### [WHAT THE TASK ASKS]
Each of the entries should be retyped precisely as it appears.

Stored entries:
_ _ _ _ _

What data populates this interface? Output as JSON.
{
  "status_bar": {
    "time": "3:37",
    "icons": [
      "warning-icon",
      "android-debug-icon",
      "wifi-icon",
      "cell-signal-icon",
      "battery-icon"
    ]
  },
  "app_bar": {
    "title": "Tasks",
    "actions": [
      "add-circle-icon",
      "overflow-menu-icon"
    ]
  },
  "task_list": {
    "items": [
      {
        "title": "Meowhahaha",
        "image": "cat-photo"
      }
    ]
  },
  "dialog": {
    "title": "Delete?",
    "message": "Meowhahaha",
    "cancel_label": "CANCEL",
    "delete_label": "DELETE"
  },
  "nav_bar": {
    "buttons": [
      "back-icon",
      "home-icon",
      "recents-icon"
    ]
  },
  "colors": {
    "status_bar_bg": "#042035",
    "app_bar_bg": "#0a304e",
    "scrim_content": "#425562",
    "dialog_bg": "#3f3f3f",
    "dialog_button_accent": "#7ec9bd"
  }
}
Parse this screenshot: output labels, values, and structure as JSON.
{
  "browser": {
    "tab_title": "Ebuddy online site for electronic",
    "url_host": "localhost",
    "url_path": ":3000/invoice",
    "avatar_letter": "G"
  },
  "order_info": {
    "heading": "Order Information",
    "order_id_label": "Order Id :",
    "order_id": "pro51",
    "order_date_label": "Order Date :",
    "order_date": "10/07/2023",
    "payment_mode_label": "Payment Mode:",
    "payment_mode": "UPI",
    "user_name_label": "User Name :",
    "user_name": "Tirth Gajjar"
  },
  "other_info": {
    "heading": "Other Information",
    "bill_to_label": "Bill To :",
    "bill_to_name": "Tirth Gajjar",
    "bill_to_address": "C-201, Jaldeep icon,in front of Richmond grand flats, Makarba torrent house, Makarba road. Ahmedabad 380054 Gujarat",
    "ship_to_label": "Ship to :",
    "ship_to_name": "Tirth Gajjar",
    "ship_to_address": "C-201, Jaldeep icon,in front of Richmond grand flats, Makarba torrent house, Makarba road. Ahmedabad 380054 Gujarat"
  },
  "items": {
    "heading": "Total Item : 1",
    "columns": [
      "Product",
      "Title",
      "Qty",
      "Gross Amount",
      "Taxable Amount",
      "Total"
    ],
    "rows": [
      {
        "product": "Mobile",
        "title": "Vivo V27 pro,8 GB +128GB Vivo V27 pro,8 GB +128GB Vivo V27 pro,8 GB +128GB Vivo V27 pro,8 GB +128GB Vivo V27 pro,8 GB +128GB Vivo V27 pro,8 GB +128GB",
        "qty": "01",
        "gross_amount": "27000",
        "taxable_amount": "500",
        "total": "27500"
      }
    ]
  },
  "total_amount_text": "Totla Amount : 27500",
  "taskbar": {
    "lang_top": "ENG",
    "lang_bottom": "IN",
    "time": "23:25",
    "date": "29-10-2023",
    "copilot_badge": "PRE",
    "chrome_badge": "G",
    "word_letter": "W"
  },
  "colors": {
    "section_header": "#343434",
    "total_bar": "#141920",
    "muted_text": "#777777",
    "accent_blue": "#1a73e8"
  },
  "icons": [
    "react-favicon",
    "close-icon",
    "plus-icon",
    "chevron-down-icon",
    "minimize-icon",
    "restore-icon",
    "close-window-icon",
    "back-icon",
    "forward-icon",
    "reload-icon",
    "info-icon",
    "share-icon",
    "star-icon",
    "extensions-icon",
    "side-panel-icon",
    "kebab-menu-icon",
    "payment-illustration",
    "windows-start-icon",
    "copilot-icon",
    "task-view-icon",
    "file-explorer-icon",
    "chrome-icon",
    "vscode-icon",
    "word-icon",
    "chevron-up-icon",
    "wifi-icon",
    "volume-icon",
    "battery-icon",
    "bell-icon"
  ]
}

_ _ _ _ _

### [EXERCISE RESPONSE]
What data populates this interface? Output as JSON.
{
  "status_bar": {
    "time": "3:37",
    "icons": [
      "warning-icon",
      "android-debug-icon",
      "wifi-icon",
      "cell-signal-icon",
      "battery-icon"
    ]
  },
  "app_bar": {
    "title": "Tasks",
    "actions": [
      "add-circle-icon",
      "overflow-menu-icon"
    ]
  },
  "task_list": {
    "items": [
      {
        "title": "Meowhahaha",
        "image": "cat-photo"
      }
    ]
  },
  "dialog": {
    "title": "Delete?",
    "message": "Meowhahaha",
    "cancel_label": "CANCEL",
    "delete_label": "DELETE"
  },
  "nav_bar": {
    "buttons": [
      "back-icon",
      "home-icon",
      "recents-icon"
    ]
  },
  "colors": {
    "status_bar_bg": "#042035",
    "app_bar_bg": "#0a304e",
    "scrim_content": "#425562",
    "dialog_bg": "#3f3f3f",
    "dialog_button_accent": "#7ec9bd"
  }
}
Parse this screenshot: output labels, values, and structure as JSON.
{
  "browser": {
    "tab_title": "Ebuddy online site for electronic",
    "url_host": "localhost",
    "url_path": ":3000/invoice",
    "avatar_letter": "G"
  },
  "order_info": {
    "heading": "Order Information",
    "order_id_label": "Order Id :",
    "order_id": "pro51",
    "order_date_label": "Order Date :",
    "order_date": "10/07/2023",
    "payment_mode_label": "Payment Mode:",
    "payment_mode": "UPI",
    "user_name_label": "User Name :",
    "user_name": "Tirth Gajjar"
  },
  "other_info": {
    "heading": "Other Information",
    "bill_to_label": "Bill To :",
    "bill_to_name": "Tirth Gajjar",
    "bill_to_address": "C-201, Jaldeep icon,in front of Richmond grand flats, Makarba torrent house, Makarba road. Ahmedabad 380054 Gujarat",
    "ship_to_label": "Ship to :",
    "ship_to_name": "Tirth Gajjar",
    "ship_to_address": "C-201, Jaldeep icon,in front of Richmond grand flats, Makarba torrent house, Makarba road. Ahmedabad 380054 Gujarat"
  },
  "items": {
    "heading": "Total Item : 1",
    "columns": [
      "Product",
      "Title",
      "Qty",
      "Gross Amount",
      "Taxable Amount",
      "Total"
    ],
    "rows": [
      {
        "product": "Mobile",
        "title": "Vivo V27 pro,8 GB +128GB Vivo V27 pro,8 GB +128GB Vivo V27 pro,8 GB +128GB Vivo V27 pro,8 GB +128GB Vivo V27 pro,8 GB +128GB Vivo V27 pro,8 GB +128GB",
        "qty": "01",
        "gross_amount": "27000",
        "taxable_amount": "500",
        "total": "27500"
      }
    ]
  },
  "total_amount_text": "Totla Amount : 27500",
  "taskbar": {
    "lang_top": "ENG",
    "lang_bottom": "IN",
    "time": "23:25",
    "date": "29-10-2023",
    "copilot_badge": "PRE",
    "chrome_badge": "G",
    "word_letter": "W"
  },
  "colors": {
    "section_header": "#343434",
    "total_bar": "#141920",
    "muted_text": "#777777",
    "accent_blue": "#1a73e8"
  },
  "icons": [
    "react-favicon",
    "close-icon",
    "plus-icon",
    "chevron-down-icon",
    "minimize-icon",
    "restore-icon",
    "close-window-icon",
    "back-icon",
    "forward-icon",
    "reload-icon",
    "info-icon",
    "share-icon",
    "star-icon",
    "extensions-icon",
    "side-panel-icon",
    "kebab-menu-icon",
    "payment-illustration",
    "windows-start-icon",
    "copilot-icon",
    "task-view-icon",
    "file-explorer-icon",
    "chrome-icon",
    "vscode-icon",
    "word-icon",
    "chevron-up-icon",
    "wifi-icon",
    "volume-icon",
    "battery-icon",
    "bell-icon"
  ]
}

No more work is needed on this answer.